(Stored entries)
[START]
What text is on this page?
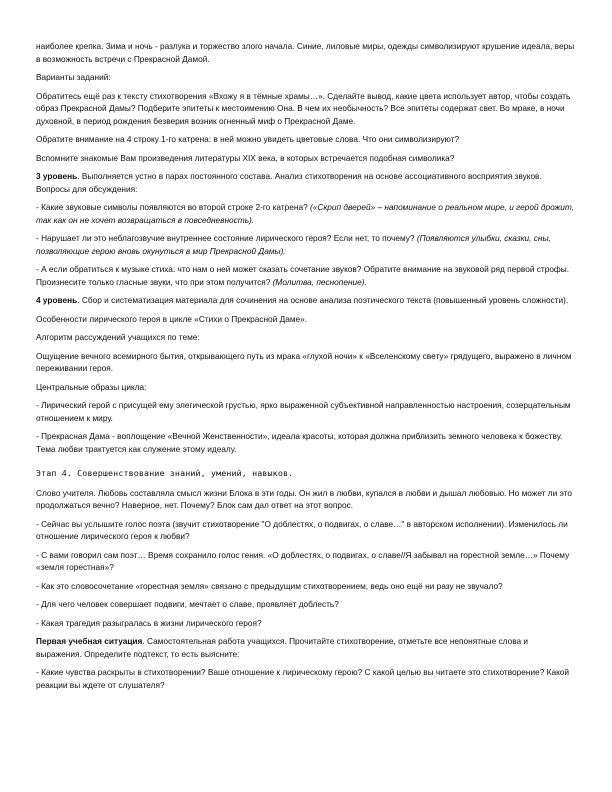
наиболее крепка. Зима и ночь - разлука и торжество злого начала. Синие, лиловые миры, одежды символизируют крушение идеала, веры в возможность встречи с Прекрасной Дамой.

Варианты заданий:

Обратитесь ещё раз к тексту стихотворения «Вхожу я в тёмные храмы…». Сделайте вывод, какие цвета использует автор, чтобы создать образ Прекрасной Дамы? Подберите эпитеты к местоимению Она. В чем их необычность? Все эпитеты содержат свет. Во мраке, в ночи духовной, в период рождения безверия возник огненный миф о Прекрасной Даме.

Обратите внимание на 4 строку 1-го катрена: в ней можно увидеть цветовые слова. Что они символизируют?

Вспомните знакомые Вам произведения литературы XIX века, в которых встречается подобная символика?

3 уровень. Выполняется устно в парах постоянного состава. Анализ стихотворения на основе ассоциативного восприятия звуков. Вопросы для обсуждения:

- Какие звуковые символы появляются во второй строке 2-го катрена? («Скрип дверей» – напоминание о реальном мире, и герой дрожит, так как он не хочет возвращаться в повседневность).

- Нарушает ли это неблагозвучие внутреннее состояние лирического героя? Если нет, то почему? (Появляются улыбки, сказки, сны, позволяющие герою вновь окунуться в мир Прекрасной Дамы).

- А если обратиться к музыке стиха: что нам о ней может сказать сочетание звуков? Обратите внимание на звуковой ряд первой строфы. Произнесите только гласные звуки, что при этом получится? (Молитва, песнопение).

4 уровень. Сбор и систематизация материала для сочинения на основе анализа поэтического текста (повышенный уровень сложности).

Особенности лирического героя в цикле «Стихи о Прекрасной Даме».

Алгоритм рассуждений учащихся по теме:

Ощущение вечного всемирного бытия, открывающего путь из мрака «глухой ночи» к «Вселенскому свету» грядущего, выражено в личном переживании героя.

Центральные образы цикла:

- Лирический герой с присущей ему элегической грустью, ярко выраженной субъективной направленностью настроения, созерцательным отношением к миру.

- Прекрасная Дама - воплощение «Вечной Женственности», идеала красоты, которая должна приблизить земного человека к божеству. Тема любви трактуется как служение этому идеалу.

Этап 4. Совершенствование знаний, умений, навыков.

Слово учителя. Любовь составляла смысл жизни Блока в эти годы. Он жил в любви, купался в любви и дышал любовью. Но может ли это продолжаться вечно? Наверное, нет. Почему? Блок сам дал ответ на этот вопрос.

- Сейчас вы услышите голос поэта (звучит стихотворение "О доблестях, о подвигах, о славе…" в авторском исполнении). Изменилось ли отношение лирического героя к любви?

- С вами говорил сам поэт… Время сохранило голос гения. «О доблестях, о подвигах, о славе//Я забывал на горестной земле…» Почему «земля горестная»?

- Как это словосочетание «горестная земля» связано с предыдущим стихотворением, ведь оно ещё ни разу не звучало?

- Для чего человек совершает подвиги, мечтает о славе, проявляет доблесть?

- Какая трагедия разыгралась в жизни лирического героя?

Первая учебная ситуация. Самостоятельная работа учащихся. Прочитайте стихотворение, отметьте все непонятные слова и выражения. Определите подтекст, то есть выясните:

- Какие чувства раскрыты в стихотворении? Ваше отношение к лирическому герою? С какой целью вы читаете это стихотворение? Какой реакции вы ждете от слушателя?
[END]
* _Directions for this task_:
Reproduce the full material exactly, excluding the pictures.

* _Task response_:
What text is on this page?
наиболее крепка. Зима и ночь - разлука и торжество злого начала. Синие, лиловые миры, одежды символизируют крушение идеала, веры в возможность встречи с Прекрасной Дамой.

Варианты заданий:

Обратитесь ещё раз к тексту стихотворения «Вхожу я в тёмные храмы…». Сделайте вывод, какие цвета использует автор, чтобы создать образ Прекрасной Дамы? Подберите эпитеты к местоимению Она. В чем их необычность? Все эпитеты содержат свет. Во мраке, в ночи духовной, в период рождения безверия возник огненный миф о Прекрасной Даме.

Обратите внимание на 4 строку 1-го катрена: в ней можно увидеть цветовые слова. Что они символизируют?

Вспомните знакомые Вам произведения литературы XIX века, в которых встречается подобная символика?

3 уровень. Выполняется устно в парах постоянного состава. Анализ стихотворения на основе ассоциативного восприятия звуков. Вопросы для обсуждения:

- Какие звуковые символы появляются во второй строке 2-го катрена? («Скрип дверей» – напоминание о реальном мире, и герой дрожит, так как он не хочет возвращаться в повседневность).

- Нарушает ли это неблагозвучие внутреннее состояние лирического героя? Если нет, то почему? (Появляются улыбки, сказки, сны, позволяющие герою вновь окунуться в мир Прекрасной Дамы).

- А если обратиться к музыке стиха: что нам о ней может сказать сочетание звуков? Обратите внимание на звуковой ряд первой строфы. Произнесите только гласные звуки, что при этом получится? (Молитва, песнопение).

4 уровень. Сбор и систематизация материала для сочинения на основе анализа поэтического текста (повышенный уровень сложности).

Особенности лирического героя в цикле «Стихи о Прекрасной Даме».

Алгоритм рассуждений учащихся по теме:

Ощущение вечного всемирного бытия, открывающего путь из мрака «глухой ночи» к «Вселенскому свету» грядущего, выражено в личном переживании героя.

Центральные образы цикла:

- Лирический герой с присущей ему элегической грустью, ярко выраженной субъективной направленностью настроения, созерцательным отношением к миру.

- Прекрасная Дама - воплощение «Вечной Женственности», идеала красоты, которая должна приблизить земного человека к божеству. Тема любви трактуется как служение этому идеалу.

Этап 4. Совершенствование знаний, умений, навыков.

Слово учителя. Любовь составляла смысл жизни Блока в эти годы. Он жил в любви, купался в любви и дышал любовью. Но может ли это продолжаться вечно? Наверное, нет. Почему? Блок сам дал ответ на этот вопрос.

- Сейчас вы услышите голос поэта (звучит стихотворение "О доблестях, о подвигах, о славе…" в авторском исполнении). Изменилось ли отношение лирического героя к любви?

- С вами говорил сам поэт… Время сохранило голос гения. «О доблестях, о подвигах, о славе//Я забывал на горестной земле…» Почему «земля горестная»?

- Как это словосочетание «горестная земля» связано с предыдущим стихотворением, ведь оно ещё ни разу не звучало?

- Для чего человек совершает подвиги, мечтает о славе, проявляет доблесть?

- Какая трагедия разыгралась в жизни лирического героя?

Первая учебная ситуация. Самостоятельная работа учащихся. Прочитайте стихотворение, отметьте все непонятные слова и выражения. Определите подтекст, то есть выясните:

- Какие чувства раскрыты в стихотворении? Ваше отношение к лирическому герою? С какой целью вы читаете это стихотворение? Какой реакции вы ждете от слушателя?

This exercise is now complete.